Extract all lines from the data beneath that include the word "两点之间".

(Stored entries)
◇ ◇ ◇ ◇ ◇ ◇ ◇
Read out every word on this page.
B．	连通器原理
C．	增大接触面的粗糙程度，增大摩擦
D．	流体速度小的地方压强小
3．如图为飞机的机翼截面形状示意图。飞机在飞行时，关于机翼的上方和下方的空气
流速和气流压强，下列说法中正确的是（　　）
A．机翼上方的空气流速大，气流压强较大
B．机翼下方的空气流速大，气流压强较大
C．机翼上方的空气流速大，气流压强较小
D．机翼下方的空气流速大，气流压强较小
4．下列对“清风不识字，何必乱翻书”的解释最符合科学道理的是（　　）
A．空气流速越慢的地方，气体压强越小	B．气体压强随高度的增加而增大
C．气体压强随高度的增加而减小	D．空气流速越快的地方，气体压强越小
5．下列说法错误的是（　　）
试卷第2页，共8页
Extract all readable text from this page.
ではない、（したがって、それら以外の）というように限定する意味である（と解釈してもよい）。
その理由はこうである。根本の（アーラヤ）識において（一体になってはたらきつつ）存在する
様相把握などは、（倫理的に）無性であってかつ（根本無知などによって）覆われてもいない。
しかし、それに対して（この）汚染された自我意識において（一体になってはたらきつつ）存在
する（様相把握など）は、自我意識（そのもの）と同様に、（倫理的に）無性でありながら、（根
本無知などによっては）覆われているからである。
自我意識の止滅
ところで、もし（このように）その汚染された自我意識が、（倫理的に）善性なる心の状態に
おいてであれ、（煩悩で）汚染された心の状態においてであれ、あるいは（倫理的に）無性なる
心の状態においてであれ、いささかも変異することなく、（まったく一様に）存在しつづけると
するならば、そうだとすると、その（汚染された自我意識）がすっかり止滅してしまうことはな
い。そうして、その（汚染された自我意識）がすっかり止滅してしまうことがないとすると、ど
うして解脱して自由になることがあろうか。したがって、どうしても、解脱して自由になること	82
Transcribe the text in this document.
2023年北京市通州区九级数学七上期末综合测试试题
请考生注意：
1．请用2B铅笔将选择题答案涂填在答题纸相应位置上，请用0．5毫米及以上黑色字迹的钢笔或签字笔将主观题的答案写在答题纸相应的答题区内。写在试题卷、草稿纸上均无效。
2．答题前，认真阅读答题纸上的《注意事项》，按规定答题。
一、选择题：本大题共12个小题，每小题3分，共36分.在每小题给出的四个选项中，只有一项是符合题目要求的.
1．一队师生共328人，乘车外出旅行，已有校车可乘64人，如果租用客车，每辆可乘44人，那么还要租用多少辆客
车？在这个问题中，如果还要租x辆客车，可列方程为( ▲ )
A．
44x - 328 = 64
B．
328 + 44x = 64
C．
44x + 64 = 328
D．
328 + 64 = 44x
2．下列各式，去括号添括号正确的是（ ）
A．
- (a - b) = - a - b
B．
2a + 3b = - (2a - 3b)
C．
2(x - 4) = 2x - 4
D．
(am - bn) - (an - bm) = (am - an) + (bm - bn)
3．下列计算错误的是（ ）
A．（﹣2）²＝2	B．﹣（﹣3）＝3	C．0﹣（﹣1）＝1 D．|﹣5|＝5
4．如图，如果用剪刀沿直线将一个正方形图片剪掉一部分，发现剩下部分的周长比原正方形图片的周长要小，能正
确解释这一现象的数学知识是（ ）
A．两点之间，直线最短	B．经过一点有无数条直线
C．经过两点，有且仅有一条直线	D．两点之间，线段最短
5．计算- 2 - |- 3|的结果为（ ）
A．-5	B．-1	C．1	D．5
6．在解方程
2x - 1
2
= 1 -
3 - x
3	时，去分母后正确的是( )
◇ ◇ ◇ ◇ ◇ ◇ ◇
> **SOLUTION TO THIS EXERCISE**
A．两点之间，直线最短	B．经过一点有无数条直线
C．经过两点，有且仅有一条直线	D．两点之间，线段最短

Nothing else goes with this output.